■ **The problem**
Retype, exactly and with nothing added, the lines from the one showing "Give me the" through the final line of the material. Omit pictures.

★ ★ ★ ★

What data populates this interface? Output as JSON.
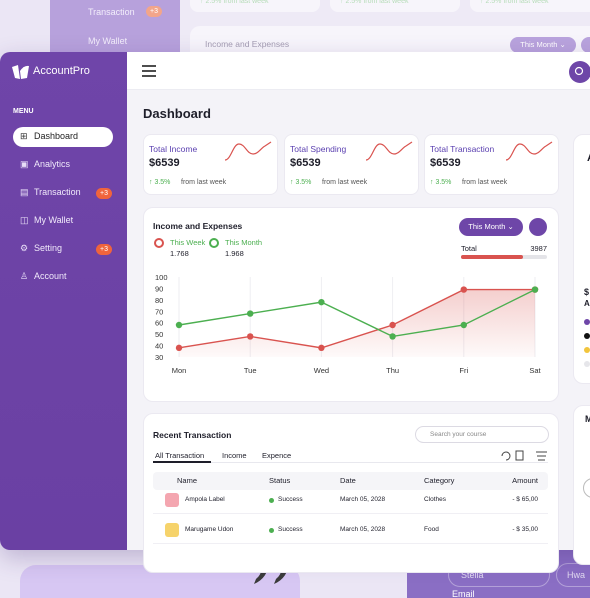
{
  "background": {
    "menu": [
      {
        "label": "Transaction",
        "badge": "+3"
      },
      {
        "label": "My Wallet"
      }
    ],
    "growth": [
      "↑ 2.5% from last week",
      "↑ 2.5% from last week",
      "↑ 2.5% from last week"
    ],
    "card_title": "Income and Expenses",
    "button": "This Month ⌄"
  },
  "sidebar": {
    "brand": "AccountPro",
    "menu_label": "MENU",
    "items": [
      {
        "icon": "⊞",
        "label": "Dashboard"
      },
      {
        "icon": "▣",
        "label": "Analytics"
      },
      {
        "icon": "▤",
        "label": "Transaction",
        "badge": "+3"
      },
      {
        "icon": "◫",
        "label": "My Wallet"
      },
      {
        "icon": "⚙",
        "label": "Setting",
        "badge": "+3"
      },
      {
        "icon": "♙",
        "label": "Account"
      }
    ]
  },
  "page_title": "Dashboard",
  "stats": [
    {
      "title": "Total Income",
      "value": "$6539",
      "change": "↑ 3.5%",
      "note": "from last week"
    },
    {
      "title": "Total Spending",
      "value": "$6539",
      "change": "↑ 3.5%",
      "note": "from last week"
    },
    {
      "title": "Total Transaction",
      "value": "$6539",
      "change": "↑ 3.5%",
      "note": "from last week"
    }
  ],
  "income_chart": {
    "type": "line",
    "title": "Income and Expenses",
    "button": "This Month ⌄",
    "total_label": "Total",
    "total_value": "3987",
    "categories": [
      "Mon",
      "Tue",
      "Wed",
      "Thu",
      "Fri",
      "Sat"
    ],
    "series": [
      {
        "name": "This Week",
        "total": "1.768",
        "color": "#d9534f",
        "values": [
          38,
          48,
          38,
          58,
          89,
          89
        ]
      },
      {
        "name": "This Month",
        "total": "1.968",
        "color": "#4caf50",
        "values": [
          58,
          68,
          78,
          48,
          58,
          89
        ]
      }
    ],
    "ylim": [
      30,
      100
    ],
    "yticks": [
      30,
      40,
      50,
      60,
      70,
      80,
      90,
      100
    ]
  },
  "transactions": {
    "title": "Recent Transaction",
    "search_placeholder": "Search your course",
    "tabs": [
      "All Transaction",
      "Income",
      "Expence"
    ],
    "columns": [
      "Name",
      "Status",
      "Date",
      "Category",
      "Amount"
    ],
    "rows": [
      [
        "Ampola Label",
        "Success",
        "March 05, 2028",
        "Clothes",
        "- $ 65,00"
      ],
      [
        "Marugame Udon",
        "Success",
        "March 05, 2028",
        "Food",
        "- $ 35,00"
      ]
    ]
  },
  "right_panel": {
    "letters": [
      "A",
      "$",
      "A",
      "M"
    ]
  },
  "form": {
    "first": "Stella",
    "last": "Hwa",
    "email_label": "Email"
  }
}
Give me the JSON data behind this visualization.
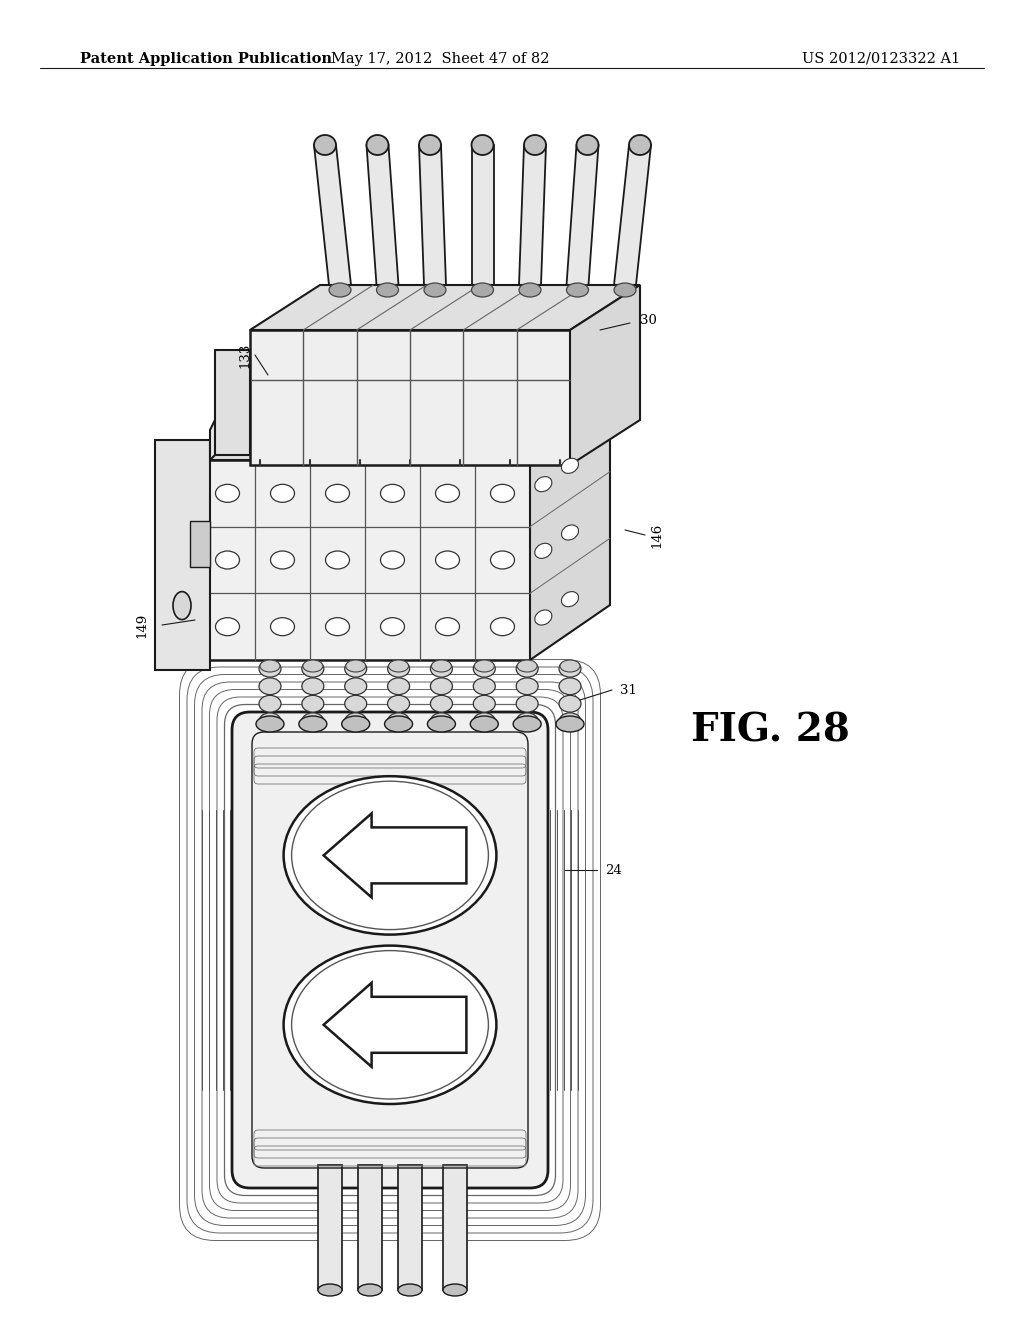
{
  "background_color": "#ffffff",
  "header_left": "Patent Application Publication",
  "header_center": "May 17, 2012  Sheet 47 of 82",
  "header_right": "US 2012/0123322 A1",
  "fig_label": "FIG. 28",
  "header_fontsize": 10.5,
  "ref_fontsize": 9.5,
  "fig_fontsize": 28,
  "line_color": "#1a1a1a",
  "light_gray": "#e8e8e8",
  "mid_gray": "#c0c0c0",
  "dark_gray": "#606060"
}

★ ★ ★ ★

■ **The answer**
Give me the JSON data behind this visualization.
{
  "background_color": "#ffffff",
  "header_left": "Patent Application Publication",
  "header_center": "May 17, 2012  Sheet 47 of 82",
  "header_right": "US 2012/0123322 A1",
  "fig_label": "FIG. 28",
  "header_fontsize": 10.5,
  "ref_fontsize": 9.5,
  "fig_fontsize": 28,
  "line_color": "#1a1a1a",
  "light_gray": "#e8e8e8",
  "mid_gray": "#c0c0c0",
  "dark_gray": "#606060"
}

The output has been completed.